_Records_:

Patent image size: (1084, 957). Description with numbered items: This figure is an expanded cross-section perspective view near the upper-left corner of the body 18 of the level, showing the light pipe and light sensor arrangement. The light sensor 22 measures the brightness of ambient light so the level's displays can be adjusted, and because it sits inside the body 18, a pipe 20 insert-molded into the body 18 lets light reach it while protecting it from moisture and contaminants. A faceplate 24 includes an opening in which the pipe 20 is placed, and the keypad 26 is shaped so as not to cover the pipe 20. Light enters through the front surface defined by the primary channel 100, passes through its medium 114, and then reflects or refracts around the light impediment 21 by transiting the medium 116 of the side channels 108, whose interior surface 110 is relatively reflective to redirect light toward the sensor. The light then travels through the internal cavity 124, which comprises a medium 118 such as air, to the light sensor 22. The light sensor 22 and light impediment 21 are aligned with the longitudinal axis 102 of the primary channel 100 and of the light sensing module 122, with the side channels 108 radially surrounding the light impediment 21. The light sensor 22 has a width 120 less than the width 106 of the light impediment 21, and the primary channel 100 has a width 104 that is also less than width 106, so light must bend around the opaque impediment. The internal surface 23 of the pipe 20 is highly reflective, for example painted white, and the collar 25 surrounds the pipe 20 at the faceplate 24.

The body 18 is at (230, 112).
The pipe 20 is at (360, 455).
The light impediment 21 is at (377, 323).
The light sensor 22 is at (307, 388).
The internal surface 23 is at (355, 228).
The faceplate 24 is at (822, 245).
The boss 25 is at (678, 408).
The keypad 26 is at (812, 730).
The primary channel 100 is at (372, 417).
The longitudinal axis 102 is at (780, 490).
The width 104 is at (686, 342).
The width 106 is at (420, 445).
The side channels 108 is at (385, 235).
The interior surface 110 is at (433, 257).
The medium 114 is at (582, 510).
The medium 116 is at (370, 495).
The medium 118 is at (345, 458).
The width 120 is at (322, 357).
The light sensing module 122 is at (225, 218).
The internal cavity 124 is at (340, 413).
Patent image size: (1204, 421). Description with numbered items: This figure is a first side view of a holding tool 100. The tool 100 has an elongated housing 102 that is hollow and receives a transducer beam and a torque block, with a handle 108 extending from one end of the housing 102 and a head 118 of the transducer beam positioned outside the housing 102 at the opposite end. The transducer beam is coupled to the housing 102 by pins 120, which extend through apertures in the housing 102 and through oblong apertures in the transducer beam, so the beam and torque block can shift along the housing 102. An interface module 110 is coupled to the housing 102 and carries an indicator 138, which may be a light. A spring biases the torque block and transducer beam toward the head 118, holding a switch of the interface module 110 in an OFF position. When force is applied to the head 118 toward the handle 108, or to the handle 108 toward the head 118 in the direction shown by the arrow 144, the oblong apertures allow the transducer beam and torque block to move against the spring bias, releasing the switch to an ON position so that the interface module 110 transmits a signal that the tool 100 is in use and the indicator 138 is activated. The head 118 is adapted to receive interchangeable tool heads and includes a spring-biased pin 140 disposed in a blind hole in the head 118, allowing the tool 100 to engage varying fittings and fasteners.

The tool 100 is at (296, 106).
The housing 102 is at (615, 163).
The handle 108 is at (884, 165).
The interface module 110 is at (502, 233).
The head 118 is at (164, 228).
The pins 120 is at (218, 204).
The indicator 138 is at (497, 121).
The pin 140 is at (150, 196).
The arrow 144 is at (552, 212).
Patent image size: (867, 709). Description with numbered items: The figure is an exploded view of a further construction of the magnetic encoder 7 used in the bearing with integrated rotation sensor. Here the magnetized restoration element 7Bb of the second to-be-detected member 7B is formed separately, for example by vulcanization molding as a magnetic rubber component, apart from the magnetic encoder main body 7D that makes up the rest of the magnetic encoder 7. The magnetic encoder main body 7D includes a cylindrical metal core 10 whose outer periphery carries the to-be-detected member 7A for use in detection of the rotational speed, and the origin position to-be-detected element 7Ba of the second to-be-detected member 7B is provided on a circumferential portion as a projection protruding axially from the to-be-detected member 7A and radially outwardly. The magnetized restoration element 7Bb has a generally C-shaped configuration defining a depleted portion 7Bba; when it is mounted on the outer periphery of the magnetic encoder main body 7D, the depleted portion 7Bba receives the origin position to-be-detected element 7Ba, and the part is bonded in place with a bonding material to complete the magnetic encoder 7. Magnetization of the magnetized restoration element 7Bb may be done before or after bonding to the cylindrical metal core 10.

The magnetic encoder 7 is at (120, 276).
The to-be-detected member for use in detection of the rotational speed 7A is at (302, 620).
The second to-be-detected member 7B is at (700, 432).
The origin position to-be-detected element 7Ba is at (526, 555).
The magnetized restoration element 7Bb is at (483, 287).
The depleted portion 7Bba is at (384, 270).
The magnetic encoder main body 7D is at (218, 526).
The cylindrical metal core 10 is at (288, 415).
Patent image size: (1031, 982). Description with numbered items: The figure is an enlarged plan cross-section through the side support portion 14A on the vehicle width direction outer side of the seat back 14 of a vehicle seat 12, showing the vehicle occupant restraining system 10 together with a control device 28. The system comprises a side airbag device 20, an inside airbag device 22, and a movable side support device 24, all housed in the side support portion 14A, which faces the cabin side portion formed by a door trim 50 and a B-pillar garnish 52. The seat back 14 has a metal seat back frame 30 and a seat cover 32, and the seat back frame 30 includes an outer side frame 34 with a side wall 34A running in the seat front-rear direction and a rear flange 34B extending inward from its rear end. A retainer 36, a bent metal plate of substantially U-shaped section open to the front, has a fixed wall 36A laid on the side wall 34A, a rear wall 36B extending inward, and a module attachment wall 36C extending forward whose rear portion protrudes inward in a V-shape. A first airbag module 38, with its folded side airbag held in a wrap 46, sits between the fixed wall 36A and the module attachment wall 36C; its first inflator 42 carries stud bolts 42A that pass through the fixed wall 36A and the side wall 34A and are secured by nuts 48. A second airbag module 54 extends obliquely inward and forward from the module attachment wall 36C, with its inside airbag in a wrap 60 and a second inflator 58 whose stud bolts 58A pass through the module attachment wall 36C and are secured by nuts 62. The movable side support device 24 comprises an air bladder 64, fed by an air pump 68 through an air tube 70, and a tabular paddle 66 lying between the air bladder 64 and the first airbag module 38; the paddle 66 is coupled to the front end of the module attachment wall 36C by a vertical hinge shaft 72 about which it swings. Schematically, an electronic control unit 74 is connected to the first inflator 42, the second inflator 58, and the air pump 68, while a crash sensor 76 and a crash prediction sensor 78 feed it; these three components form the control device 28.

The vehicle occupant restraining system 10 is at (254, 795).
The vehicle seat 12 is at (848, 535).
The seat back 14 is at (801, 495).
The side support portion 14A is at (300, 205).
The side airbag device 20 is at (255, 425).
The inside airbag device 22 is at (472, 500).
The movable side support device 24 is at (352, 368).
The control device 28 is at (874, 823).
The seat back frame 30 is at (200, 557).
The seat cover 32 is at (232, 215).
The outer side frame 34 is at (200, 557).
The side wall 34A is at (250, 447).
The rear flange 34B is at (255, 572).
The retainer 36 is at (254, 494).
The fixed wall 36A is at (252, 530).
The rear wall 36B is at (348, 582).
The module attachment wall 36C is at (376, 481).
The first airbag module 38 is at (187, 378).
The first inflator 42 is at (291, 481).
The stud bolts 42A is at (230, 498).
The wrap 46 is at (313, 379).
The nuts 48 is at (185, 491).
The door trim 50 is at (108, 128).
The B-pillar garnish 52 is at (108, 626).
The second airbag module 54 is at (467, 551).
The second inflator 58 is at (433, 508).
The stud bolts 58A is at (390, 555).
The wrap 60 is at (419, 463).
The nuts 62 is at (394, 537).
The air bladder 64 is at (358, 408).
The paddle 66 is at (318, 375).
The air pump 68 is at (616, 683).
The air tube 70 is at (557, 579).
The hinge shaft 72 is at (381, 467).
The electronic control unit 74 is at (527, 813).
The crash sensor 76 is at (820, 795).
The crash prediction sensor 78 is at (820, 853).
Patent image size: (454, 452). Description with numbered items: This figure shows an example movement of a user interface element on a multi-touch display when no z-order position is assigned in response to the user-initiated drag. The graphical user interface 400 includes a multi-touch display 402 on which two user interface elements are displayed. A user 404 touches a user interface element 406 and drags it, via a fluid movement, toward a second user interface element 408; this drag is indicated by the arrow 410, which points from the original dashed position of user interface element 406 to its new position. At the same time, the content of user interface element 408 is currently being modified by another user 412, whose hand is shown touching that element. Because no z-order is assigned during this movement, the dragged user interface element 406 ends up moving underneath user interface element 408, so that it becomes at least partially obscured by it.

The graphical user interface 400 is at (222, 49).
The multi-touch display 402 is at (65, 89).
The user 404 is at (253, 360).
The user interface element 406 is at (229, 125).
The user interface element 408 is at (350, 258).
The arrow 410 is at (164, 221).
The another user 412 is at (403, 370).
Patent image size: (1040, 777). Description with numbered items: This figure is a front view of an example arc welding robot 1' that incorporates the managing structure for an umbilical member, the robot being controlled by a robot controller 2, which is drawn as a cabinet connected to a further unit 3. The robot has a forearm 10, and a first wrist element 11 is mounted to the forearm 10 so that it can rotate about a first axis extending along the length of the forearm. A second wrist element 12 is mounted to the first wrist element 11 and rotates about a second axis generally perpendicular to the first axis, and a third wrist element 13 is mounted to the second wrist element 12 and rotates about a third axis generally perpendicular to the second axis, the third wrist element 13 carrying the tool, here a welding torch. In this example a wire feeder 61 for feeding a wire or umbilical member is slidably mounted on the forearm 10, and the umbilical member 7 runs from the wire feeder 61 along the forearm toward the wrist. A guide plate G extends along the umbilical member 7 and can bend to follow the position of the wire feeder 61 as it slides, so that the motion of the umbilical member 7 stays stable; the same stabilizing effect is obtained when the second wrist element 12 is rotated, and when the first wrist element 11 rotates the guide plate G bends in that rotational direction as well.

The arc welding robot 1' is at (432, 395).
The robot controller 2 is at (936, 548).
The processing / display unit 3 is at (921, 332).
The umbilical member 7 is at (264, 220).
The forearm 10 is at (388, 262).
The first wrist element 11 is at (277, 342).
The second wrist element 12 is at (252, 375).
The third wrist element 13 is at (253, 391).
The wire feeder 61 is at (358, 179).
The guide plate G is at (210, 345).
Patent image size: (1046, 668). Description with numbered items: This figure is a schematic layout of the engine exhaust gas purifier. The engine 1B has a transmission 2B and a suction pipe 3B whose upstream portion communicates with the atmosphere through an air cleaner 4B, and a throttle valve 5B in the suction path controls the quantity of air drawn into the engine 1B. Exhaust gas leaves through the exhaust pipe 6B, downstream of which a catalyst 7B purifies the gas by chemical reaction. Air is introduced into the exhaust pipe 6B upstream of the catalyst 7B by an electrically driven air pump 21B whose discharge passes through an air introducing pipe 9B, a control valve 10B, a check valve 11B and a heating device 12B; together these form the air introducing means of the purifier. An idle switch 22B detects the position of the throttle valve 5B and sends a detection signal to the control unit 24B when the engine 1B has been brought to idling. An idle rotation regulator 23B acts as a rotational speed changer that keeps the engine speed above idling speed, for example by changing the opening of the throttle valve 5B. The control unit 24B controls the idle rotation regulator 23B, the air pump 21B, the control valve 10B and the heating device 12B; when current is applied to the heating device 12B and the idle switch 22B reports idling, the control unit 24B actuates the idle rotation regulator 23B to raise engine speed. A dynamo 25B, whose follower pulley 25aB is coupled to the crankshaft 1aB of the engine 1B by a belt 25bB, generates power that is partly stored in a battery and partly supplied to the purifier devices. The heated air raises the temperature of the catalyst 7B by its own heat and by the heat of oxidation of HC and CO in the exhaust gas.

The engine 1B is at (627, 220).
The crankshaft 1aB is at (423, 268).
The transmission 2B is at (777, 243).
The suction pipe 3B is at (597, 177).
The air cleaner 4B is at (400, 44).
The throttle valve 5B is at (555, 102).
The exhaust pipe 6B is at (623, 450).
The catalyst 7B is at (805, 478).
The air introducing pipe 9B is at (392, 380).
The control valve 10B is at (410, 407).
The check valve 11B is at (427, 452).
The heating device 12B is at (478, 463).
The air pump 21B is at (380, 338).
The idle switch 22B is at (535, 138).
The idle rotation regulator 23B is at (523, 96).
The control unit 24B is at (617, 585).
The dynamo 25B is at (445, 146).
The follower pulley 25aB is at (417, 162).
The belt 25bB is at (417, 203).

_Problem description_: Rewrite the part of the listing starting at the line that contains "Patent image size: (867, 709)." and ending at the line that contains "The cylindrical metal core 10 is" as a two-column CSV with the header description,locations. Give one row per description with its location lines in the second column, quote each field, and replace line breaks with spaces.

_Completed exercise_:
description,locations
"Patent image size: (867, 709). Description with numbered items: The figure is an exploded view of a further construction of the magnetic encoder 7 used in the bearing with integrated rotation sensor. Here the magnetized restoration element 7Bb of the second to-be-detected member 7B is formed separately, for example by vulcanization molding as a magnetic rubber component, apart from the magnetic encoder main body 7D that makes up the rest of the magnetic encoder 7. The magnetic encoder main body 7D includes a cylindrical metal core 10 whose outer periphery carries the to-be-detected member 7A for use in detection of the rotational speed, and the origin position to-be-detected element 7Ba of the second to-be-detected member 7B is provided on a circumferential portion as a projection protruding axially from the to-be-detected member 7A and radially outwardly. The magnetized restoration element 7Bb has a generally C-shaped configuration defining a depleted portion 7Bba; when it is mounted on the outer periphery of the magnetic encoder main body 7D, the depleted portion 7Bba receives the origin position to-be-detected element 7Ba, and the part is bonded in place with a bonding material to complete the magnetic encoder 7. Magnetization of the magnetized restoration element 7Bb may be done before or after bonding to the cylindrical metal core 10.","The magnetic encoder 7 is at (120, 276). The to-be-detected member for use in detection of the rotational speed 7A is at (302, 620). The second to-be-detected member 7B is at (700, 432). The origin position to-be-detected element 7Ba is at (526, 555). The magnetized restoration element 7Bb is at (483, 287). The depleted portion 7Bba is at (384, 270). The magnetic encoder main body 7D is at (218, 526). The cylindrical metal core 10 is at (288, 415)."